**Your instructions:** Restate the whole listing word for word. Pictures are left out.

Figure record extracts
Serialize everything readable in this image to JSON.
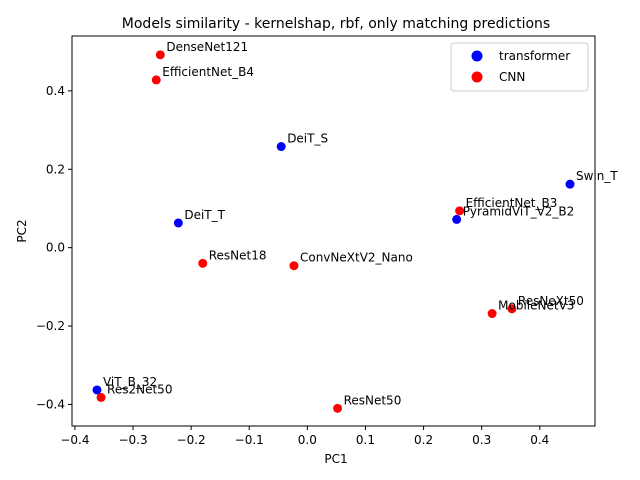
{
  "chart_data": {
    "type": "scatter",
    "title": "Models similarity - kernelshap, rbf, only matching predictions",
    "xlabel": "PC1",
    "ylabel": "PC2",
    "xlim": [
      -0.405,
      0.495
    ],
    "ylim": [
      -0.455,
      0.54
    ],
    "xticks": [
      -0.4,
      -0.3,
      -0.2,
      -0.1,
      0.0,
      0.1,
      0.2,
      0.3,
      0.4
    ],
    "xtick_labels": [
      "−0.4",
      "−0.3",
      "−0.2",
      "−0.1",
      "0.0",
      "0.1",
      "0.2",
      "0.3",
      "0.4"
    ],
    "yticks": [
      -0.4,
      -0.2,
      0.0,
      0.2,
      0.4
    ],
    "ytick_labels": [
      "−0.4",
      "−0.2",
      "0.0",
      "0.2",
      "0.4"
    ],
    "grid": false,
    "legend_position": "top-right",
    "series": [
      {
        "name": "transformer",
        "color": "#0000ff",
        "points": [
          {
            "label": "DeiT_S",
            "x": -0.045,
            "y": 0.258
          },
          {
            "label": "Swin_T",
            "x": 0.452,
            "y": 0.162
          },
          {
            "label": "DeiT_T",
            "x": -0.222,
            "y": 0.063
          },
          {
            "label": "PyramidViT_V2_B2",
            "x": 0.257,
            "y": 0.072
          },
          {
            "label": "ViT_B_32",
            "x": -0.362,
            "y": -0.363
          }
        ]
      },
      {
        "name": "CNN",
        "color": "#ff0000",
        "points": [
          {
            "label": "DenseNet121",
            "x": -0.253,
            "y": 0.492
          },
          {
            "label": "EfficientNet_B4",
            "x": -0.26,
            "y": 0.428
          },
          {
            "label": "EfficientNet_B3",
            "x": 0.262,
            "y": 0.094
          },
          {
            "label": "ResNet18",
            "x": -0.18,
            "y": -0.04
          },
          {
            "label": "ConvNeXtV2_Nano",
            "x": -0.023,
            "y": -0.046
          },
          {
            "label": "ResNeXt50",
            "x": 0.352,
            "y": -0.156
          },
          {
            "label": "MobileNetV3",
            "x": 0.318,
            "y": -0.168
          },
          {
            "label": "Res2Net50",
            "x": -0.355,
            "y": -0.382
          },
          {
            "label": "ResNet50",
            "x": 0.052,
            "y": -0.41
          }
        ]
      }
    ]
  }
}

**Solution to this task:**
Serialize everything readable in this image to JSON.
{
  "chart_data": {
    "type": "scatter",
    "title": "Models similarity - kernelshap, rbf, only matching predictions",
    "xlabel": "PC1",
    "ylabel": "PC2",
    "xlim": [
      -0.405,
      0.495
    ],
    "ylim": [
      -0.455,
      0.54
    ],
    "xticks": [
      -0.4,
      -0.3,
      -0.2,
      -0.1,
      0.0,
      0.1,
      0.2,
      0.3,
      0.4
    ],
    "xtick_labels": [
      "−0.4",
      "−0.3",
      "−0.2",
      "−0.1",
      "0.0",
      "0.1",
      "0.2",
      "0.3",
      "0.4"
    ],
    "yticks": [
      -0.4,
      -0.2,
      0.0,
      0.2,
      0.4
    ],
    "ytick_labels": [
      "−0.4",
      "−0.2",
      "0.0",
      "0.2",
      "0.4"
    ],
    "grid": false,
    "legend_position": "top-right",
    "series": [
      {
        "name": "transformer",
        "color": "#0000ff",
        "points": [
          {
            "label": "DeiT_S",
            "x": -0.045,
            "y": 0.258
          },
          {
            "label": "Swin_T",
            "x": 0.452,
            "y": 0.162
          },
          {
            "label": "DeiT_T",
            "x": -0.222,
            "y": 0.063
          },
          {
            "label": "PyramidViT_V2_B2",
            "x": 0.257,
            "y": 0.072
          },
          {
            "label": "ViT_B_32",
            "x": -0.362,
            "y": -0.363
          }
        ]
      },
      {
        "name": "CNN",
        "color": "#ff0000",
        "points": [
          {
            "label": "DenseNet121",
            "x": -0.253,
            "y": 0.492
          },
          {
            "label": "EfficientNet_B4",
            "x": -0.26,
            "y": 0.428
          },
          {
            "label": "EfficientNet_B3",
            "x": 0.262,
            "y": 0.094
          },
          {
            "label": "ResNet18",
            "x": -0.18,
            "y": -0.04
          },
          {
            "label": "ConvNeXtV2_Nano",
            "x": -0.023,
            "y": -0.046
          },
          {
            "label": "ResNeXt50",
            "x": 0.352,
            "y": -0.156
          },
          {
            "label": "MobileNetV3",
            "x": 0.318,
            "y": -0.168
          },
          {
            "label": "Res2Net50",
            "x": -0.355,
            "y": -0.382
          },
          {
            "label": "ResNet50",
            "x": 0.052,
            "y": -0.41
          }
        ]
      }
    ]
  }
}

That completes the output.